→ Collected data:
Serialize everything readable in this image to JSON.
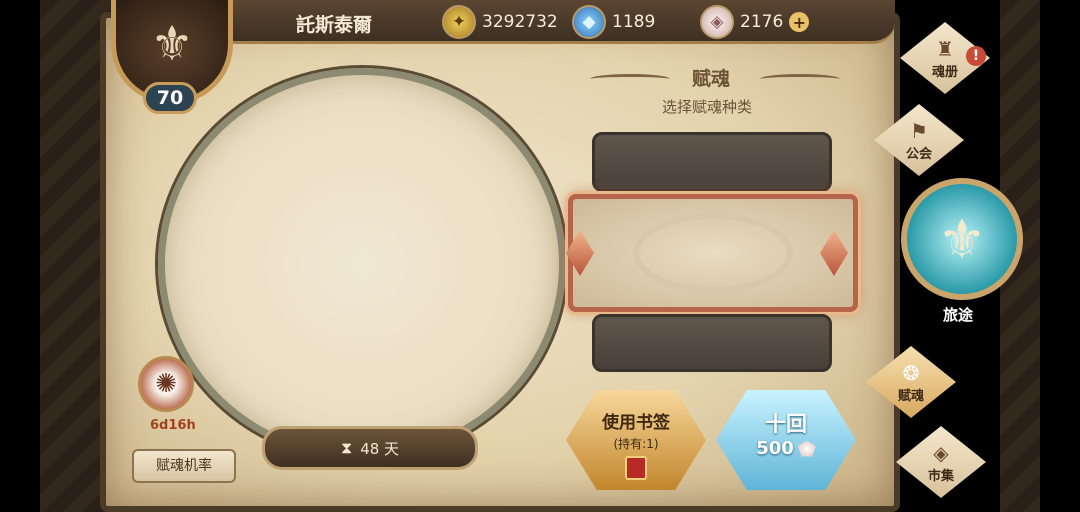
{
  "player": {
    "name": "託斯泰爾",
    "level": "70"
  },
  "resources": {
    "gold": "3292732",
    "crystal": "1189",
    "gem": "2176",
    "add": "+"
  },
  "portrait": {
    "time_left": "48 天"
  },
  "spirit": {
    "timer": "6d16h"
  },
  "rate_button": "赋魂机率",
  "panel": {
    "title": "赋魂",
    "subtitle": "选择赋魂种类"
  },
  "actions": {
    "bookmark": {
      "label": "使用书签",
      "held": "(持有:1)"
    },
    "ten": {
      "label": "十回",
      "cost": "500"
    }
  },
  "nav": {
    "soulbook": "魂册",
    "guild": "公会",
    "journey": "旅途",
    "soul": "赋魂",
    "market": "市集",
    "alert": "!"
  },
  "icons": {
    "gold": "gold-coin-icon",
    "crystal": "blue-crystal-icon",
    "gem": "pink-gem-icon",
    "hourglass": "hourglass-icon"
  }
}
==
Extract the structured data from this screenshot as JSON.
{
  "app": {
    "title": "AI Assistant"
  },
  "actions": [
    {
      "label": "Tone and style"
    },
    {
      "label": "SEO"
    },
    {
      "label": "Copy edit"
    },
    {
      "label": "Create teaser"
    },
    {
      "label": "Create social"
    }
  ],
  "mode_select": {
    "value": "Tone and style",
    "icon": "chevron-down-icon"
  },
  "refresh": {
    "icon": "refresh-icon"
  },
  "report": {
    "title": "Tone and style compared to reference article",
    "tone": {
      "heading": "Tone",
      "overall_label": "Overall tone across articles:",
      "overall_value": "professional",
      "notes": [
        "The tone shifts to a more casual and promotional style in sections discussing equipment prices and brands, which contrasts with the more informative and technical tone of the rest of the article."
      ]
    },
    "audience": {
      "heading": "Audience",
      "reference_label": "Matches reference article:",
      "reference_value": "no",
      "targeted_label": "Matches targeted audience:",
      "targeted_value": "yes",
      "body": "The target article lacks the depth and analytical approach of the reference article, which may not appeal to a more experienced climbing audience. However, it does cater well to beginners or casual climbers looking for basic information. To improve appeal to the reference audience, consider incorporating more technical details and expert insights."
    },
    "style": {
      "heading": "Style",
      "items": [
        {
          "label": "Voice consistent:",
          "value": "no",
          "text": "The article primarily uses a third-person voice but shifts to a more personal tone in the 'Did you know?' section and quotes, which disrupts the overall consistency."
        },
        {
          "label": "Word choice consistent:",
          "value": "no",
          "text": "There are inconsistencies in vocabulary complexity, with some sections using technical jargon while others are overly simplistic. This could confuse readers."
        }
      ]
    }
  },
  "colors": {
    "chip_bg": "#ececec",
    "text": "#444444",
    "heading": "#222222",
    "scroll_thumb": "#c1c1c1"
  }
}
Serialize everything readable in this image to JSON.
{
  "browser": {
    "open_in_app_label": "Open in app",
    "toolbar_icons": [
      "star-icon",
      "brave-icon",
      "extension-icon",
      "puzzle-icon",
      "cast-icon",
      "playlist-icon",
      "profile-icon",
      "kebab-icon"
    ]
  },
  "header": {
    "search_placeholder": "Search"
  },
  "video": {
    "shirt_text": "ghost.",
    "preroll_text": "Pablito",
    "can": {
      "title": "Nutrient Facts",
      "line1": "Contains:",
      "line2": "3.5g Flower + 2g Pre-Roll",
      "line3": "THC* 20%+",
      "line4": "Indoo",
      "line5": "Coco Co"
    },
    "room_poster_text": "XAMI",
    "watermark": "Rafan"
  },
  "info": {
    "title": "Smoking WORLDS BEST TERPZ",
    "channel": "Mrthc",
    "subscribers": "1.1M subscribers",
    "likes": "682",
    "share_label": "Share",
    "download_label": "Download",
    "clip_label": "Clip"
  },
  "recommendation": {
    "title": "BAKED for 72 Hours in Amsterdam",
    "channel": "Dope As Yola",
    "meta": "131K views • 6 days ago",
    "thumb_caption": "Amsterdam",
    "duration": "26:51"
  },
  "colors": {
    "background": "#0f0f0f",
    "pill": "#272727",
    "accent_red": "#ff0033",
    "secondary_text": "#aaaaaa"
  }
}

→ What you need to do: Go through the listing above and locate each line that holds the word "casual". Copy those lines.

→ Task answer:
        "The tone shifts to a more casual and promotional style in sections discussing equipment prices and brands, which contrasts with the more informative and technical tone of the rest of the article."
      "body": "The target article lacks the depth and analytical approach of the reference article, which may not appeal to a more experienced climbing audience. However, it does cater well to beginners or casual climbers looking for basic information. To improve appeal to the reference audience, consider incorporating more technical details and expert insights."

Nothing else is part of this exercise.